:: Raw data ::

----------------

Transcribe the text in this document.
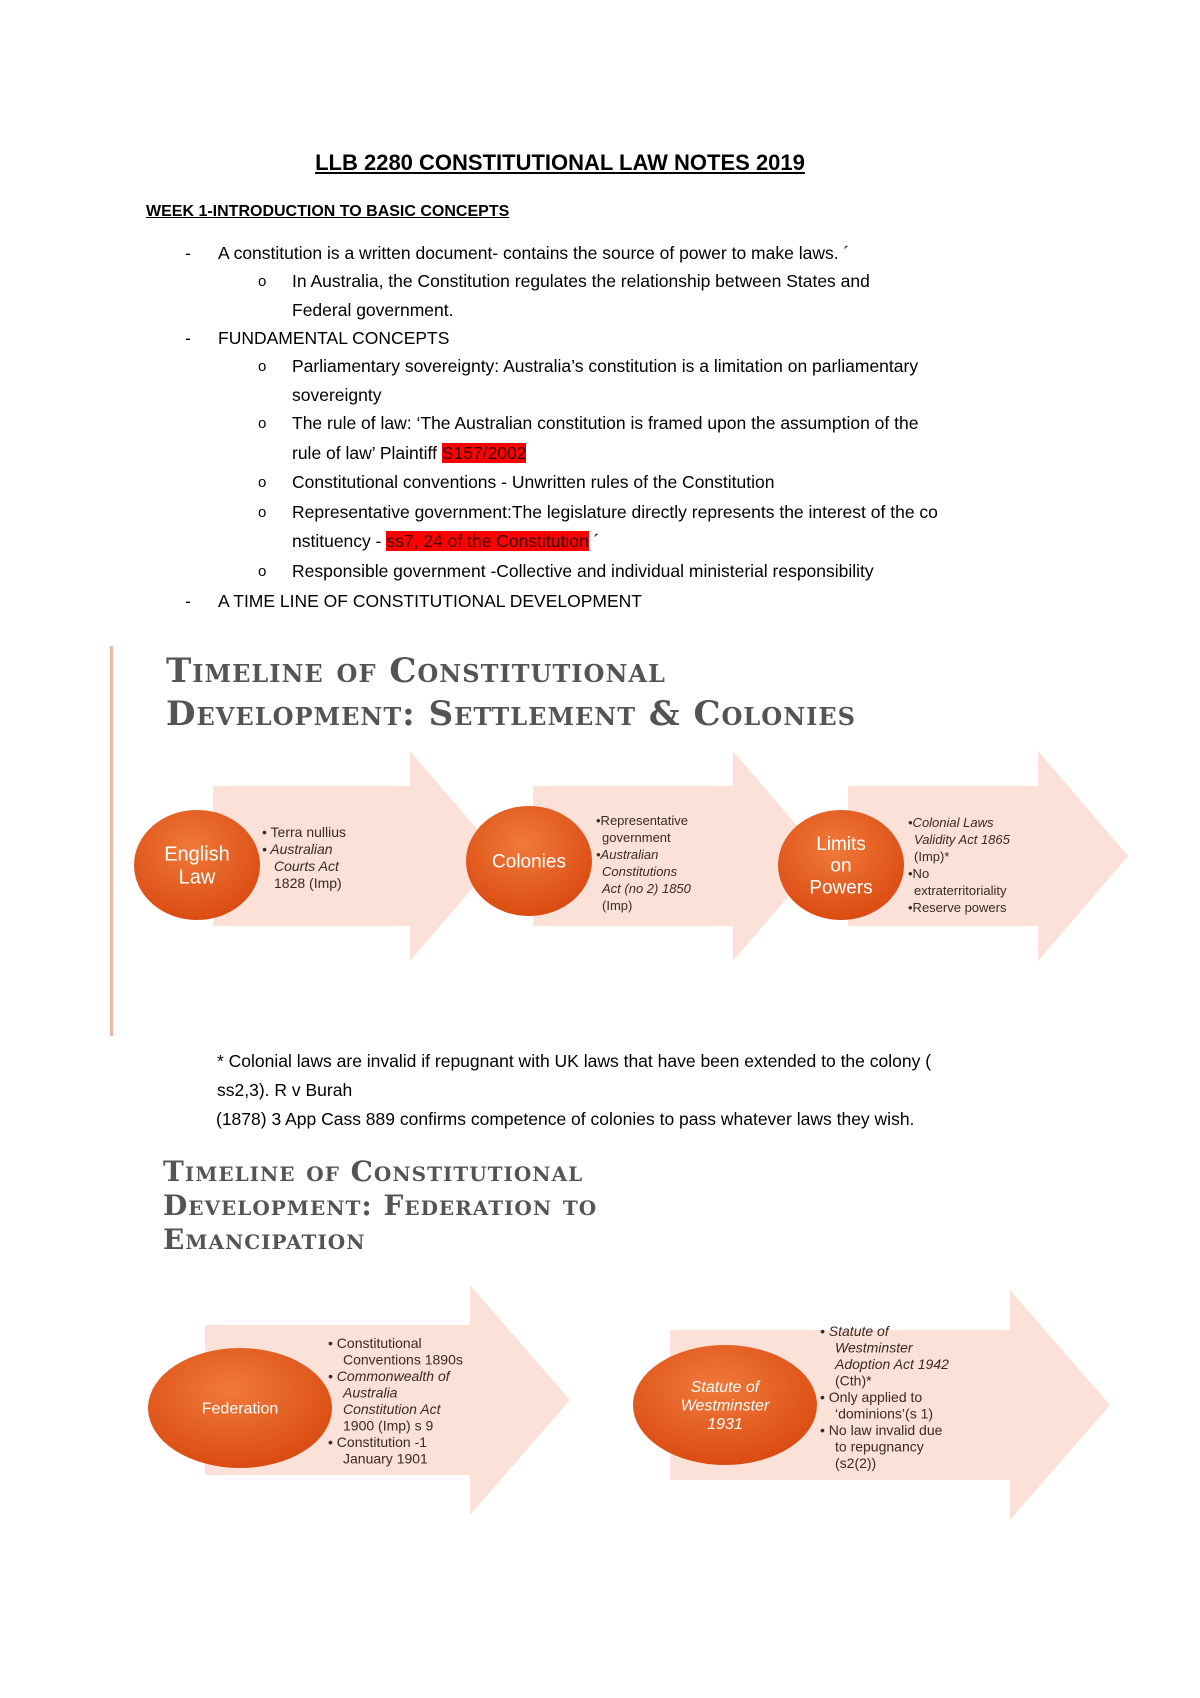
LLB 2280 CONSTITUTIONAL LAW NOTES 2019
WEEK 1-INTRODUCTION TO BASIC CONCEPTS
- A constitution is a written document- contains the source of power to make laws. ´
o In Australia, the Constitution regulates the relationship between States and
Federal government.
- FUNDAMENTAL CONCEPTS
o Parliamentary sovereignty: Australia’s constitution is a limitation on parliamentary
sovereignty
o The rule of law: ‘The Australian constitution is framed upon the assumption of the
rule of law’ Plaintiff S157/2002
o Constitutional conventions - Unwritten rules of the Constitution
o Representative government:The legislature directly represents the interest of the co
nstituency - ss7, 24 of the Constitution ´
o Responsible government -Collective and individual ministerial responsibility
- A TIME LINE OF CONSTITUTIONAL DEVELOPMENT
Timeline of Constitutional
Development: Settlement & Colonies
English
Law
• Terra nullius
• Australian
Courts Act
1828 (Imp)
Colonies
•Representative
government
•Australian
Constitutions
Act (no 2) 1850
(Imp)
Limits
on
Powers
•Colonial Laws
Validity Act 1865
(Imp)*
•No
extraterritoriality
•Reserve powers
* Colonial laws are invalid if repugnant with UK laws that have been extended to the colony (
ss2,3). R v Burah
(1878) 3 App Cass 889 confirms competence of colonies to pass whatever laws they wish.
Timeline of Constitutional
Development: Federation to
Emancipation
Federation
• Constitutional
Conventions 1890s
• Commonwealth of
Australia
Constitution Act
1900 (Imp) s 9
• Constitution -1
January 1901
Statute of
Westminster
1931
• Statute of
Westminster
Adoption Act 1942
(Cth)*
• Only applied to
‘dominions’(s 1)
• No law invalid due
to repugnancy
(s2(2))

----------------

Write out every line above exactly as it is, leaving out the pictures.

:: Solution to the problem ::
Transcribe the text in this document.
LLB 2280 CONSTITUTIONAL LAW NOTES 2019
WEEK 1-INTRODUCTION TO BASIC CONCEPTS
- A constitution is a written document- contains the source of power to make laws. ´
o In Australia, the Constitution regulates the relationship between States and
Federal government.
- FUNDAMENTAL CONCEPTS
o Parliamentary sovereignty: Australia’s constitution is a limitation on parliamentary
sovereignty
o The rule of law: ‘The Australian constitution is framed upon the assumption of the
rule of law’ Plaintiff S157/2002
o Constitutional conventions - Unwritten rules of the Constitution
o Representative government:The legislature directly represents the interest of the co
nstituency - ss7, 24 of the Constitution ´
o Responsible government -Collective and individual ministerial responsibility
- A TIME LINE OF CONSTITUTIONAL DEVELOPMENT
Timeline of Constitutional
Development: Settlement & Colonies
English
Law
• Terra nullius
• Australian
Courts Act
1828 (Imp)
Colonies
•Representative
government
•Australian
Constitutions
Act (no 2) 1850
(Imp)
Limits
on
Powers
•Colonial Laws
Validity Act 1865
(Imp)*
•No
extraterritoriality
•Reserve powers
* Colonial laws are invalid if repugnant with UK laws that have been extended to the colony (
ss2,3). R v Burah
(1878) 3 App Cass 889 confirms competence of colonies to pass whatever laws they wish.
Timeline of Constitutional
Development: Federation to
Emancipation
Federation
• Constitutional
Conventions 1890s
• Commonwealth of
Australia
Constitution Act
1900 (Imp) s 9
• Constitution -1
January 1901
Statute of
Westminster
1931
• Statute of
Westminster
Adoption Act 1942
(Cth)*
• Only applied to
‘dominions’(s 1)
• No law invalid due
to repugnancy
(s2(2))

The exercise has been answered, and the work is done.